### REQUIRED WORK
Locate each line in the records containing "JSON". Copy it.

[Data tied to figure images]

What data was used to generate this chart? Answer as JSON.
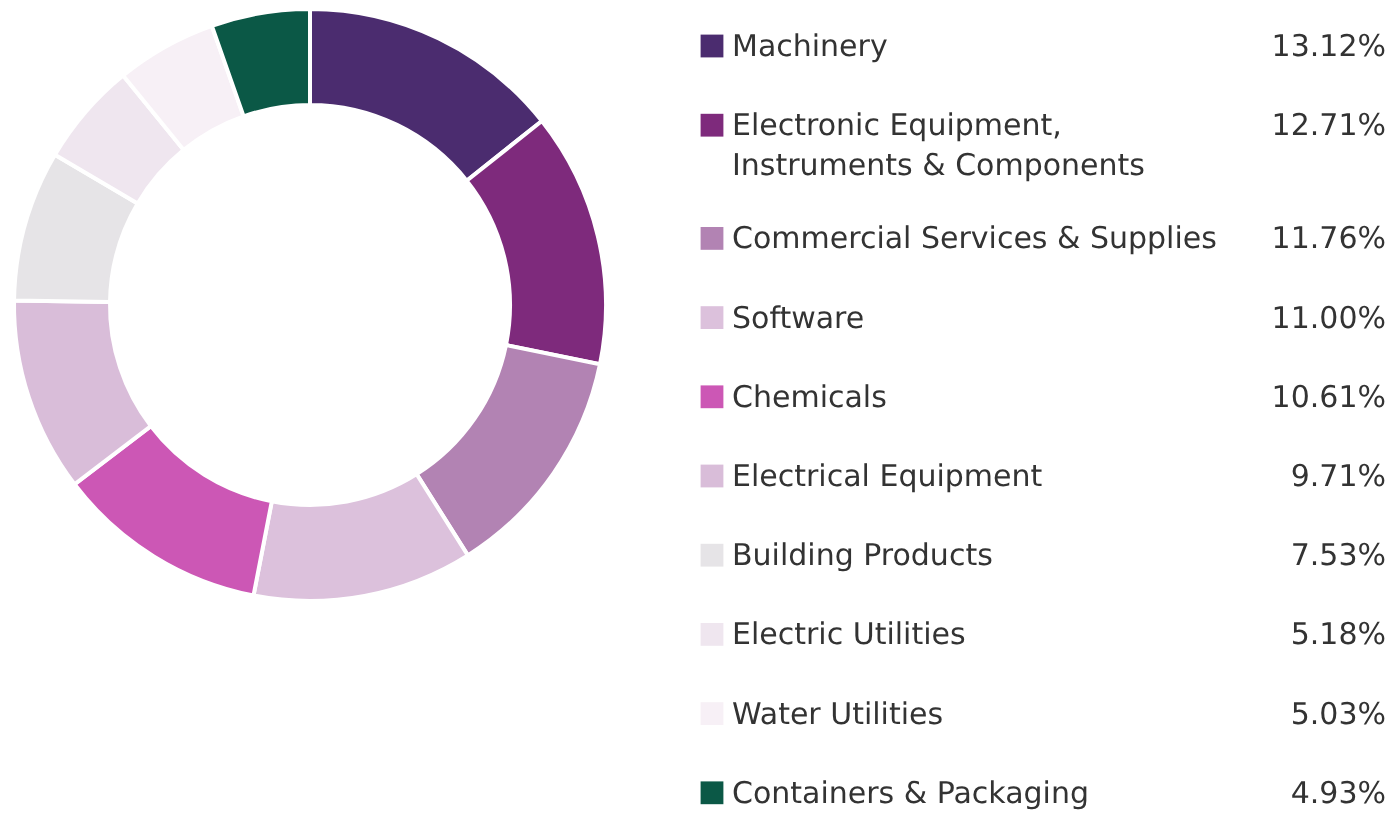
{
  "chart_data": {
    "type": "donut",
    "categories": [
      "Machinery",
      "Electronic Equipment, Instruments & Components",
      "Commercial Services & Supplies",
      "Software",
      "Chemicals",
      "Electrical Equipment",
      "Building Products",
      "Electric Utilities",
      "Water Utilities",
      "Containers & Packaging"
    ],
    "values": [
      13.12,
      12.71,
      11.76,
      11.0,
      10.61,
      9.71,
      7.53,
      5.18,
      5.03,
      4.93
    ],
    "value_labels": [
      "13.12%",
      "12.71%",
      "11.76%",
      "11.00%",
      "10.61%",
      "9.71%",
      "7.53%",
      "5.18%",
      "5.03%",
      "4.93%"
    ],
    "colors": [
      "#4b2c6f",
      "#7e2a7c",
      "#b283b3",
      "#dcc1dc",
      "#cc57b5",
      "#d9bdd9",
      "#e6e4e7",
      "#efe6ef",
      "#f7f0f6",
      "#0b5846"
    ],
    "legend": "right"
  }
}
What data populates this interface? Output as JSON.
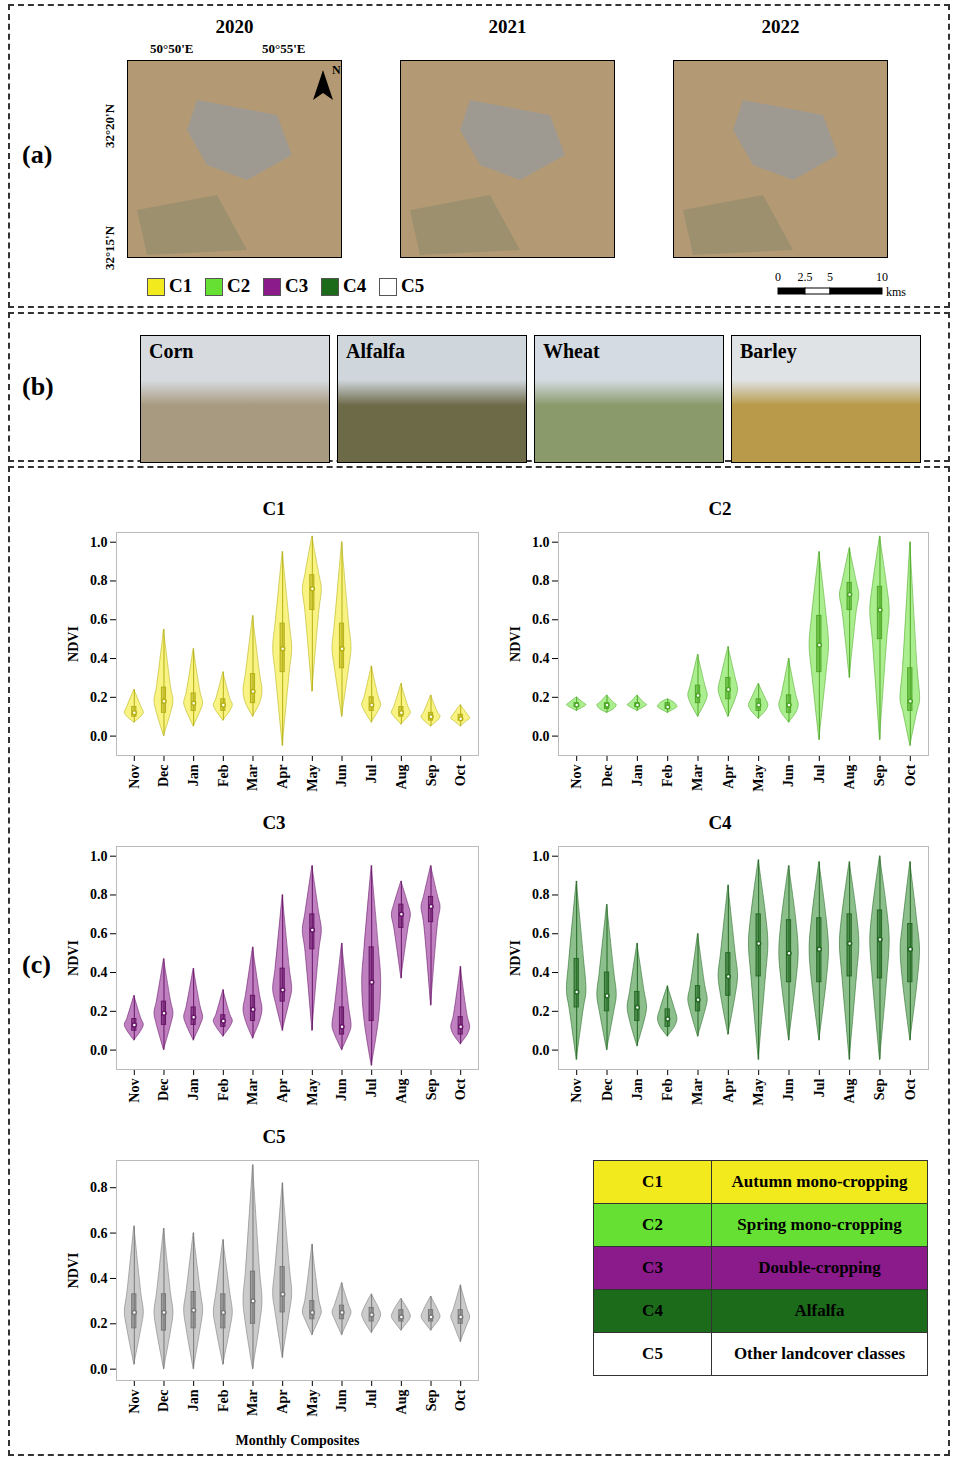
{
  "panel_a": {
    "label": "(a)",
    "years": [
      "2020",
      "2021",
      "2022"
    ],
    "longitudes": [
      "50°50'E",
      "50°55'E"
    ],
    "latitudes": [
      "32°20'N",
      "32°15'N"
    ],
    "north": "N",
    "legend": [
      {
        "name": "C1",
        "color": "#f2ea1c"
      },
      {
        "name": "C2",
        "color": "#66e033"
      },
      {
        "name": "C3",
        "color": "#8b1a8b"
      },
      {
        "name": "C4",
        "color": "#1b6b1b"
      },
      {
        "name": "C5",
        "color": "#ffffff"
      }
    ],
    "scale_bar": {
      "ticks": [
        "0",
        "2.5",
        "5",
        "10"
      ],
      "unit": "kms"
    }
  },
  "panel_b": {
    "label": "(b)",
    "photos": [
      "Corn",
      "Alfalfa",
      "Wheat",
      "Barley"
    ]
  },
  "panel_c": {
    "label": "(c)",
    "legend_table": [
      {
        "class": "C1",
        "name": "Autumn mono-cropping",
        "color": "#f2ea1c"
      },
      {
        "class": "C2",
        "name": "Spring mono-cropping",
        "color": "#66e033"
      },
      {
        "class": "C3",
        "name": "Double-cropping",
        "color": "#8b1a8b"
      },
      {
        "class": "C4",
        "name": "Alfalfa",
        "color": "#1b6b1b"
      },
      {
        "class": "C5",
        "name": "Other landcover classes",
        "color": "#ffffff"
      }
    ]
  },
  "chart_data": [
    {
      "type": "violin",
      "title": "C1",
      "y_label": "NDVI",
      "color": "#f2ea1c",
      "categories": [
        "Nov",
        "Dec",
        "Jan",
        "Feb",
        "Mar",
        "Apr",
        "May",
        "Jun",
        "Jul",
        "Aug",
        "Sep",
        "Oct"
      ],
      "min": [
        0.07,
        0.0,
        0.05,
        0.08,
        0.1,
        -0.05,
        0.23,
        0.1,
        0.07,
        0.06,
        0.05,
        0.05
      ],
      "q1": [
        0.1,
        0.12,
        0.13,
        0.13,
        0.17,
        0.33,
        0.65,
        0.35,
        0.13,
        0.1,
        0.08,
        0.08
      ],
      "median": [
        0.12,
        0.18,
        0.17,
        0.16,
        0.23,
        0.45,
        0.76,
        0.45,
        0.16,
        0.12,
        0.1,
        0.09
      ],
      "q3": [
        0.15,
        0.25,
        0.22,
        0.19,
        0.32,
        0.58,
        0.83,
        0.58,
        0.2,
        0.15,
        0.12,
        0.11
      ],
      "max": [
        0.24,
        0.55,
        0.45,
        0.33,
        0.62,
        0.95,
        1.03,
        1.0,
        0.36,
        0.27,
        0.21,
        0.16
      ],
      "ylim": [
        -0.1,
        1.05
      ],
      "yticks": [
        0,
        0.2,
        0.4,
        0.6,
        0.8,
        1
      ]
    },
    {
      "type": "violin",
      "title": "C2",
      "y_label": "NDVI",
      "color": "#66e033",
      "categories": [
        "Nov",
        "Dec",
        "Jan",
        "Feb",
        "Mar",
        "Apr",
        "May",
        "Jun",
        "Jul",
        "Aug",
        "Sep",
        "Oct"
      ],
      "min": [
        0.13,
        0.12,
        0.13,
        0.12,
        0.1,
        0.1,
        0.09,
        0.07,
        -0.02,
        0.3,
        -0.02,
        -0.05
      ],
      "q1": [
        0.15,
        0.14,
        0.15,
        0.14,
        0.17,
        0.19,
        0.13,
        0.12,
        0.33,
        0.65,
        0.5,
        0.13
      ],
      "median": [
        0.16,
        0.16,
        0.16,
        0.15,
        0.21,
        0.24,
        0.16,
        0.16,
        0.47,
        0.73,
        0.65,
        0.18
      ],
      "q3": [
        0.17,
        0.17,
        0.17,
        0.17,
        0.26,
        0.3,
        0.19,
        0.21,
        0.62,
        0.79,
        0.77,
        0.35
      ],
      "max": [
        0.2,
        0.21,
        0.21,
        0.19,
        0.42,
        0.46,
        0.27,
        0.4,
        0.95,
        0.97,
        1.03,
        1.0
      ],
      "ylim": [
        -0.1,
        1.05
      ],
      "yticks": [
        0,
        0.2,
        0.4,
        0.6,
        0.8,
        1
      ]
    },
    {
      "type": "violin",
      "title": "C3",
      "y_label": "NDVI",
      "color": "#8b1a8b",
      "categories": [
        "Nov",
        "Dec",
        "Jan",
        "Feb",
        "Mar",
        "Apr",
        "May",
        "Jun",
        "Jul",
        "Aug",
        "Sep",
        "Oct"
      ],
      "min": [
        0.05,
        0.0,
        0.05,
        0.07,
        0.06,
        0.1,
        0.1,
        0.0,
        -0.08,
        0.37,
        0.23,
        0.03
      ],
      "q1": [
        0.1,
        0.13,
        0.13,
        0.12,
        0.15,
        0.25,
        0.52,
        0.08,
        0.15,
        0.63,
        0.66,
        0.08
      ],
      "median": [
        0.13,
        0.19,
        0.17,
        0.15,
        0.21,
        0.31,
        0.62,
        0.12,
        0.35,
        0.7,
        0.74,
        0.12
      ],
      "q3": [
        0.16,
        0.25,
        0.22,
        0.18,
        0.28,
        0.42,
        0.7,
        0.22,
        0.53,
        0.75,
        0.79,
        0.17
      ],
      "max": [
        0.28,
        0.47,
        0.42,
        0.31,
        0.53,
        0.8,
        0.95,
        0.55,
        0.95,
        0.87,
        0.95,
        0.43
      ],
      "ylim": [
        -0.1,
        1.05
      ],
      "yticks": [
        0,
        0.2,
        0.4,
        0.6,
        0.8,
        1
      ]
    },
    {
      "type": "violin",
      "title": "C4",
      "y_label": "NDVI",
      "color": "#2e8b2e",
      "categories": [
        "Nov",
        "Dec",
        "Jan",
        "Feb",
        "Mar",
        "Apr",
        "May",
        "Jun",
        "Jul",
        "Aug",
        "Sep",
        "Oct"
      ],
      "min": [
        -0.05,
        0.0,
        0.02,
        0.07,
        0.07,
        0.08,
        -0.05,
        0.05,
        0.05,
        -0.05,
        -0.05,
        0.05
      ],
      "q1": [
        0.22,
        0.2,
        0.15,
        0.12,
        0.2,
        0.28,
        0.38,
        0.35,
        0.35,
        0.38,
        0.37,
        0.35
      ],
      "median": [
        0.3,
        0.28,
        0.22,
        0.16,
        0.26,
        0.38,
        0.55,
        0.5,
        0.52,
        0.55,
        0.57,
        0.52
      ],
      "q3": [
        0.47,
        0.4,
        0.3,
        0.21,
        0.33,
        0.5,
        0.7,
        0.67,
        0.68,
        0.7,
        0.72,
        0.65
      ],
      "max": [
        0.87,
        0.75,
        0.55,
        0.33,
        0.6,
        0.85,
        0.98,
        0.95,
        0.97,
        0.97,
        1.0,
        0.97
      ],
      "ylim": [
        -0.1,
        1.05
      ],
      "yticks": [
        0,
        0.2,
        0.4,
        0.6,
        0.8,
        1
      ]
    },
    {
      "type": "violin",
      "title": "C5",
      "y_label": "NDVI",
      "x_label": "Monthly Composites",
      "color": "#a0a0a0",
      "categories": [
        "Nov",
        "Dec",
        "Jan",
        "Feb",
        "Mar",
        "Apr",
        "May",
        "Jun",
        "Jul",
        "Aug",
        "Sep",
        "Oct"
      ],
      "min": [
        0.02,
        0.0,
        0.0,
        0.02,
        0.0,
        0.05,
        0.15,
        0.15,
        0.16,
        0.17,
        0.17,
        0.12
      ],
      "q1": [
        0.18,
        0.17,
        0.18,
        0.18,
        0.2,
        0.25,
        0.22,
        0.22,
        0.21,
        0.21,
        0.21,
        0.2
      ],
      "median": [
        0.25,
        0.25,
        0.26,
        0.25,
        0.3,
        0.33,
        0.25,
        0.25,
        0.24,
        0.23,
        0.23,
        0.23
      ],
      "q3": [
        0.33,
        0.33,
        0.34,
        0.33,
        0.43,
        0.45,
        0.3,
        0.28,
        0.27,
        0.26,
        0.26,
        0.26
      ],
      "max": [
        0.63,
        0.62,
        0.6,
        0.57,
        0.9,
        0.82,
        0.55,
        0.38,
        0.33,
        0.31,
        0.32,
        0.37
      ],
      "ylim": [
        -0.05,
        0.92
      ],
      "yticks": [
        0,
        0.2,
        0.4,
        0.6,
        0.8
      ]
    }
  ]
}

### SOLUTION
What data was used to generate this chart? Answer as JSON.
What data populates this interface? Output as JSON.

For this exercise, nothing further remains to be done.